## [Problem statement]
Scan the data below. Pull out each line where "median" occurs.

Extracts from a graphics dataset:
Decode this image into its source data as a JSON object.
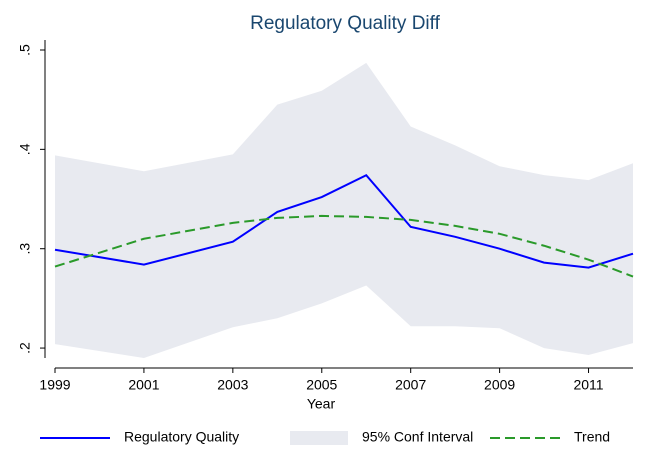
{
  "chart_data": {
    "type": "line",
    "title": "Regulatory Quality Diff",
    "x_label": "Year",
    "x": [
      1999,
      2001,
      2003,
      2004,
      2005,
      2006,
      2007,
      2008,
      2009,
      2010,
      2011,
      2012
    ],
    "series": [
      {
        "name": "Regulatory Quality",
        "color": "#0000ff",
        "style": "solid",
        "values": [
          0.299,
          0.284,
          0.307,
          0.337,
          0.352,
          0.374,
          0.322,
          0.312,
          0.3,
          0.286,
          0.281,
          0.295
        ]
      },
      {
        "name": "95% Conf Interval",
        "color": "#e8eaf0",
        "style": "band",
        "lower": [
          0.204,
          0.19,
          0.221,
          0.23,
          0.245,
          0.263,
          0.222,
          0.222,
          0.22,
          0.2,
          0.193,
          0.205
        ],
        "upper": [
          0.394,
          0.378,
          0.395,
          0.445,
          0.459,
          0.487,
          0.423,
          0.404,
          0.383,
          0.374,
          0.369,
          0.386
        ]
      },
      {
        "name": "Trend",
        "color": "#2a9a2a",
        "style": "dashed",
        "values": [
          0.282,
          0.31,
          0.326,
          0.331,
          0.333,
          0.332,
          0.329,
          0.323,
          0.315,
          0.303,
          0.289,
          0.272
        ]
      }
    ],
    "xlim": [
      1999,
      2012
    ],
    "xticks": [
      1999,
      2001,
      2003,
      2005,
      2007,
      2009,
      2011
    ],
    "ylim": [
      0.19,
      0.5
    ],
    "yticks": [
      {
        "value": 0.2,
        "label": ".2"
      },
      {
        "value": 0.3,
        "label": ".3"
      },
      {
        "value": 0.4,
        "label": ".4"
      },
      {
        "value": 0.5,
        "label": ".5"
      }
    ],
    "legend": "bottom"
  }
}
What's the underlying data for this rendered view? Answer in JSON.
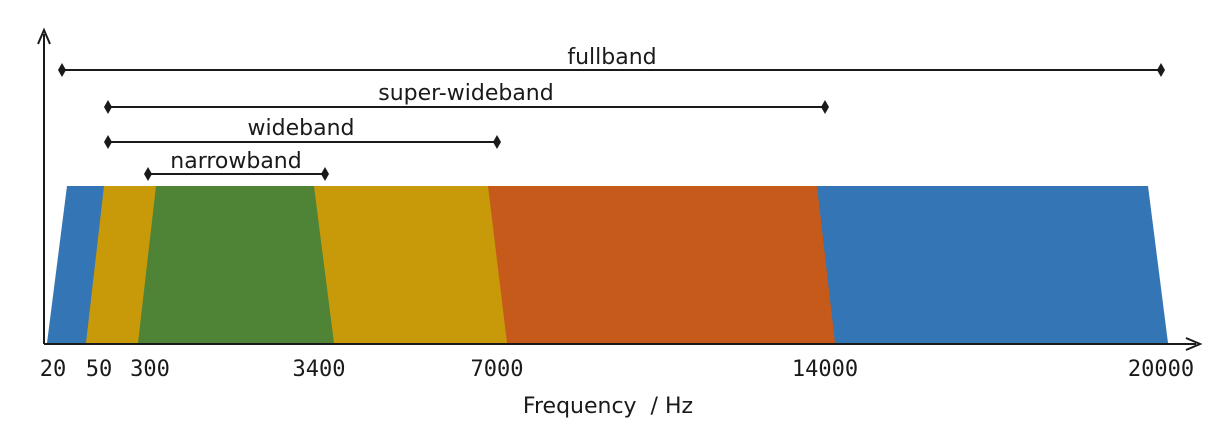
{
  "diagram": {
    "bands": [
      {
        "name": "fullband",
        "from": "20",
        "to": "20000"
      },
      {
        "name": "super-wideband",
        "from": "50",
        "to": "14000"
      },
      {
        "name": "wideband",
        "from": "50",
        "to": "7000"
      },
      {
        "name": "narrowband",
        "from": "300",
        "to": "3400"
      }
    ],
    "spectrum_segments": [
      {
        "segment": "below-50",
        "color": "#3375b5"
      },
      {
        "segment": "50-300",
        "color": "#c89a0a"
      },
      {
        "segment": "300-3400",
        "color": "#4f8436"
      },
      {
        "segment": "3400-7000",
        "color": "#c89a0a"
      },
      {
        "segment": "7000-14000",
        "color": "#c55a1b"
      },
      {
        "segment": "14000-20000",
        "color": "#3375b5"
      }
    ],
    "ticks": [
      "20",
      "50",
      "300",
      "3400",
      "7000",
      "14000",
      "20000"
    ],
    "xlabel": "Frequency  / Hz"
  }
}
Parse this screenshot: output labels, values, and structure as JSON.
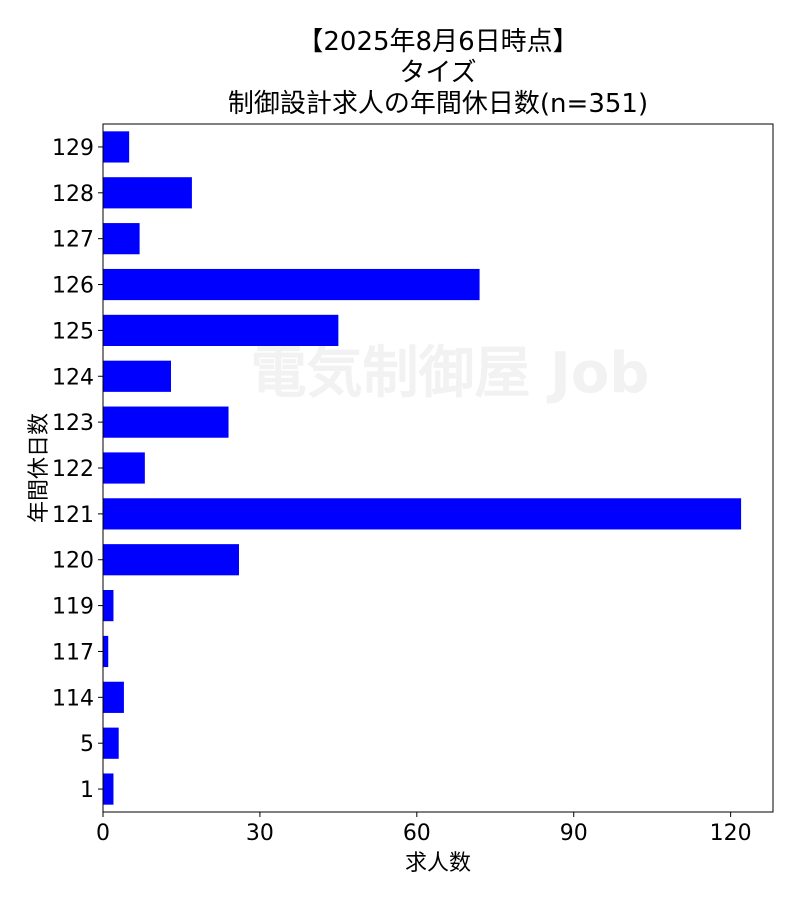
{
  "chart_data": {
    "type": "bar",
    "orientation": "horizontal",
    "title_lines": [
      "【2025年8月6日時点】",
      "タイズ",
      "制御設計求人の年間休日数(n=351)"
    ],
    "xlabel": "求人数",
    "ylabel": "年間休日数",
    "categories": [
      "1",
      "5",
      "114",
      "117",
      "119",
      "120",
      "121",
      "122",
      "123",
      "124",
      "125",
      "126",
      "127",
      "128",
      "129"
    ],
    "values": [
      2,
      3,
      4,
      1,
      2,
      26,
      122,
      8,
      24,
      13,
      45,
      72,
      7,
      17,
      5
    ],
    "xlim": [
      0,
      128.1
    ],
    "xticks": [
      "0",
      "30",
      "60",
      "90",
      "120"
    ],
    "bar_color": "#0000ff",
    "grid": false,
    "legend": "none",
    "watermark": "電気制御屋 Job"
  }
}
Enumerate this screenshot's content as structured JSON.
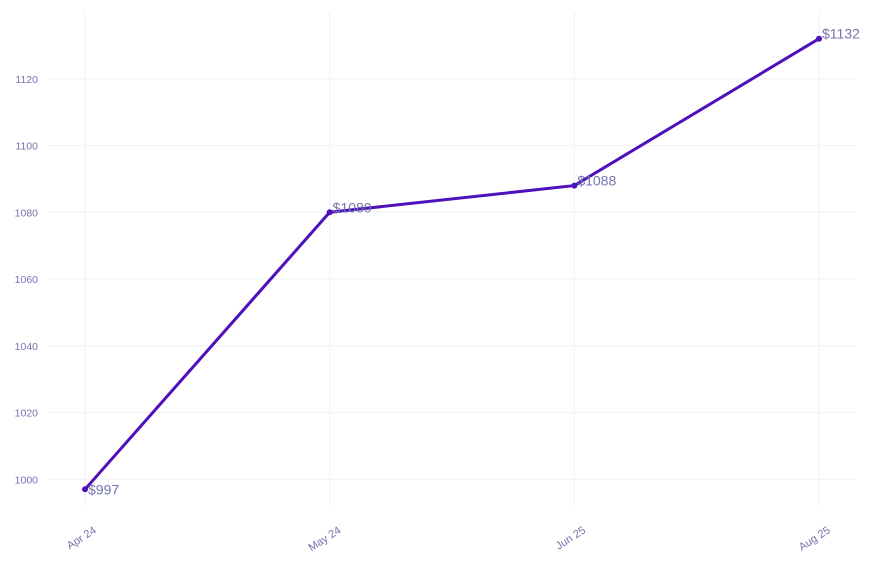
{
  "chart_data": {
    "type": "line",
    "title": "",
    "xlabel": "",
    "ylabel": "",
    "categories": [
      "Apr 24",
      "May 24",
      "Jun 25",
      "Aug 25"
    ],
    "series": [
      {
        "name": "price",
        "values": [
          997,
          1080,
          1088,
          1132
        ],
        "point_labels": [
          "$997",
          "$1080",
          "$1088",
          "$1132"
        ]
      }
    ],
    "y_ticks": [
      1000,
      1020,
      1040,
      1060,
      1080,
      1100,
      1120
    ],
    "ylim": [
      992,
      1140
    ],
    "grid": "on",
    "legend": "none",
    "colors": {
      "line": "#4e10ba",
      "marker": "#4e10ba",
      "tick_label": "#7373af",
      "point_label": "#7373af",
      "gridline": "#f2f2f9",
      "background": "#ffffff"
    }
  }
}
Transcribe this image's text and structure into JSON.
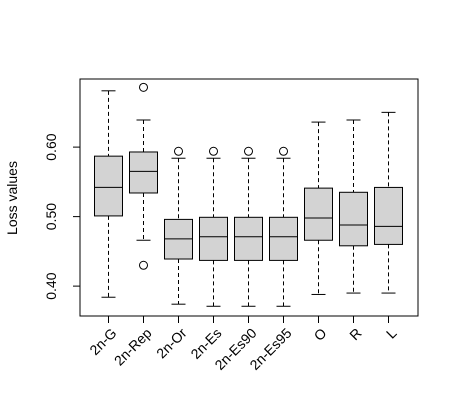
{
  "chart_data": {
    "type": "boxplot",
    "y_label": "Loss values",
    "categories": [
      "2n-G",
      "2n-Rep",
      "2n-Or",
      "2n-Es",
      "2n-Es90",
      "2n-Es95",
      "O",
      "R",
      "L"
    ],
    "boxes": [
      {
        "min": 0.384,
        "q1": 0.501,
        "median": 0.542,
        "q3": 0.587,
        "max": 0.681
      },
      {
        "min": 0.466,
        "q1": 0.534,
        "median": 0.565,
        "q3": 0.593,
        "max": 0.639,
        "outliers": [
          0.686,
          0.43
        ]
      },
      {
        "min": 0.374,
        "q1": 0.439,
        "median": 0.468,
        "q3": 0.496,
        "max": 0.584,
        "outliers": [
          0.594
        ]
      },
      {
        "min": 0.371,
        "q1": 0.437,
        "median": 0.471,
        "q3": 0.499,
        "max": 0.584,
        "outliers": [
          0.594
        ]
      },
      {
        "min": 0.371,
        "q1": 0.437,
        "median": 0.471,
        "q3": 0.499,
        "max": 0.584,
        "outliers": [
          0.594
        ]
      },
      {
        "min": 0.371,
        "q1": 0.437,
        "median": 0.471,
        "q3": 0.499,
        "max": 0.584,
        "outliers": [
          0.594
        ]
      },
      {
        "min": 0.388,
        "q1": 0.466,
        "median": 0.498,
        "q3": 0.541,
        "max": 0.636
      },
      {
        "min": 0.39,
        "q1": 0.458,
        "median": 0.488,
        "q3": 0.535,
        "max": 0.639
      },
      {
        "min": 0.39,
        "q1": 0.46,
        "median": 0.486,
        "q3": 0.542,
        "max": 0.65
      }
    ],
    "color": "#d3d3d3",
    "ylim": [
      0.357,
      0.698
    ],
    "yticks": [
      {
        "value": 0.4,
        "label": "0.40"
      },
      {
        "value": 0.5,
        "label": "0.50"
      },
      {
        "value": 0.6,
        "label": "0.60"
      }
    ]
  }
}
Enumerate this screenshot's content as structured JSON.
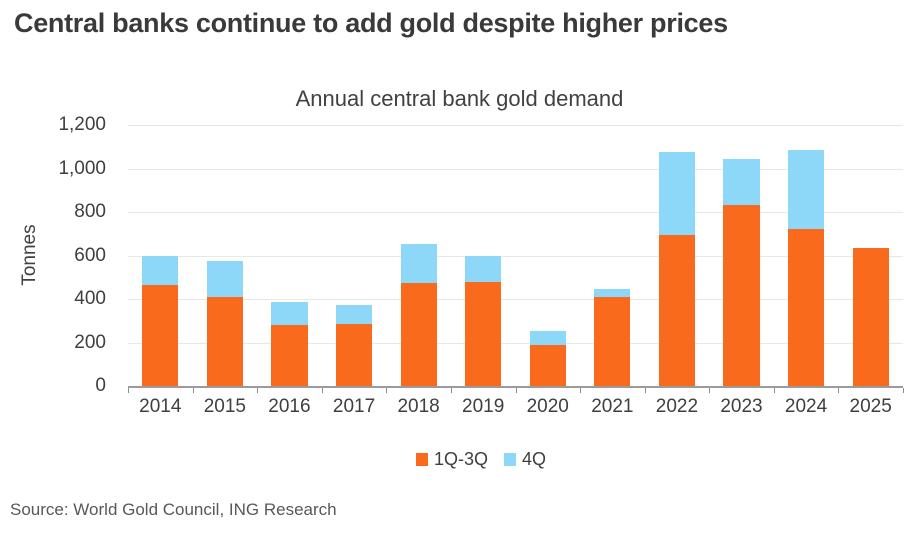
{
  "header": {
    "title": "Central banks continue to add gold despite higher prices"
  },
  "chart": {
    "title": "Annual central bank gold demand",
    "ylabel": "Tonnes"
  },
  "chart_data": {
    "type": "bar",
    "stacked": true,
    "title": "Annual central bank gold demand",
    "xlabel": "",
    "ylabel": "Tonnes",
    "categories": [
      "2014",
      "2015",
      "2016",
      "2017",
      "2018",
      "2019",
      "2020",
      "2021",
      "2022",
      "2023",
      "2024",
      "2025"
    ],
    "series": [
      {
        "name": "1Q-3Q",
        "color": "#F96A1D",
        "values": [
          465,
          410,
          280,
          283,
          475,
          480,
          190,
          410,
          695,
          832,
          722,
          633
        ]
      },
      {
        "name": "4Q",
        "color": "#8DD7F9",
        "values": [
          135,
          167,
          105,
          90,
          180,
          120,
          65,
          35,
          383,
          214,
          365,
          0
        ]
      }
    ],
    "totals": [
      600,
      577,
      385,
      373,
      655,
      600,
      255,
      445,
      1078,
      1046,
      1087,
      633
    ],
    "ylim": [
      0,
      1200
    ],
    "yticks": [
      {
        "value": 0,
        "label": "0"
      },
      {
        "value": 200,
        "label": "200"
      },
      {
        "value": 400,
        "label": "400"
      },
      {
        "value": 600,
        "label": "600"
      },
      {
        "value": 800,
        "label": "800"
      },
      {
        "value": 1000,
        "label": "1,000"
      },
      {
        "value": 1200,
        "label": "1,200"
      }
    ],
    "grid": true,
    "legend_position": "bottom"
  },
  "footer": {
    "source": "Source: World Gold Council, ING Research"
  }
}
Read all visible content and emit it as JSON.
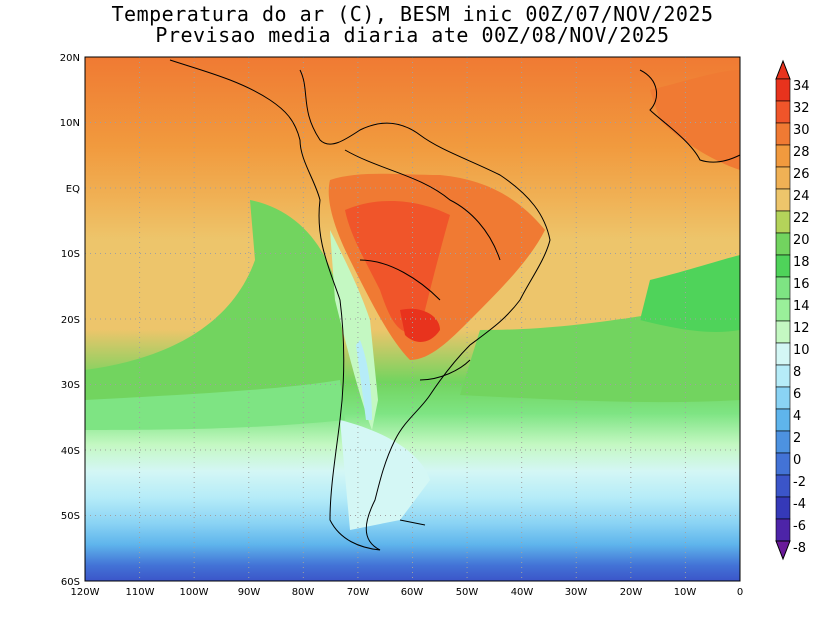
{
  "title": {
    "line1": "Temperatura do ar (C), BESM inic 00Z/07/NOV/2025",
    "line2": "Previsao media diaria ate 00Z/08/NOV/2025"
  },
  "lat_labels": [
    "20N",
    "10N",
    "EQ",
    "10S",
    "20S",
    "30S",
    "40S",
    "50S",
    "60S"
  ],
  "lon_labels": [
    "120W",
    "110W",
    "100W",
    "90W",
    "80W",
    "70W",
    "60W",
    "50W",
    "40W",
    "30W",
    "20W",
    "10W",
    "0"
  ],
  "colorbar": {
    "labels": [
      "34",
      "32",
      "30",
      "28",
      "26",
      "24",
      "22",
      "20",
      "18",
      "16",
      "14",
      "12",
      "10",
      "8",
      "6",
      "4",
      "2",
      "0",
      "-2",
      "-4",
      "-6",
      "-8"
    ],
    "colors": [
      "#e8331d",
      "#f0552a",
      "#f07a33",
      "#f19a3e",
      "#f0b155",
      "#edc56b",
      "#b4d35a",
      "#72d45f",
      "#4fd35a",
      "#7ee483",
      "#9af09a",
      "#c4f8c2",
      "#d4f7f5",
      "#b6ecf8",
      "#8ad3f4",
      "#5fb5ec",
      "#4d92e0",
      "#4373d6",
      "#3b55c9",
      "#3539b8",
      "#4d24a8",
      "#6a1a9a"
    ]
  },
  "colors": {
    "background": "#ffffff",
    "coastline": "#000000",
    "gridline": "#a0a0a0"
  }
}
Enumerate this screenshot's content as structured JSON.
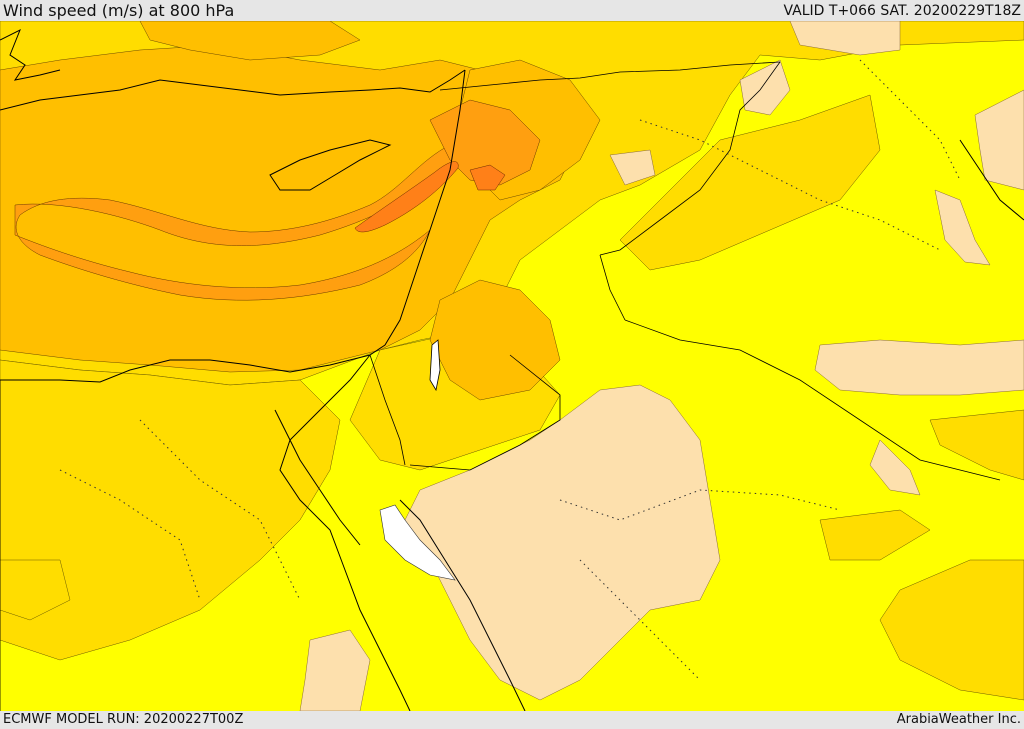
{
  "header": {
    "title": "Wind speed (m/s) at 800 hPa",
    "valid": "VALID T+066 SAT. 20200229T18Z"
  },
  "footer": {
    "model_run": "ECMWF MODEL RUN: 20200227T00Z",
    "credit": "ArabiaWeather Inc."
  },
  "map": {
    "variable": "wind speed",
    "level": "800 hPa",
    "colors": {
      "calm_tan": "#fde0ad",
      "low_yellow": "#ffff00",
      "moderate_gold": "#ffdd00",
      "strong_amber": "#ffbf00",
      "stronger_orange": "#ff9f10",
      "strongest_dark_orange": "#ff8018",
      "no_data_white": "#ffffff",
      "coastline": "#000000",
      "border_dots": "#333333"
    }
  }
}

## [Solution to this exercise]
        "median": 0.542,
        "median": 0.565,
        "median": 0.468,
        "median": 0.471,
        "median": 0.471,
        "median": 0.471,
        "median": 0.498,
        "median": 0.488,
        "median": 0.486,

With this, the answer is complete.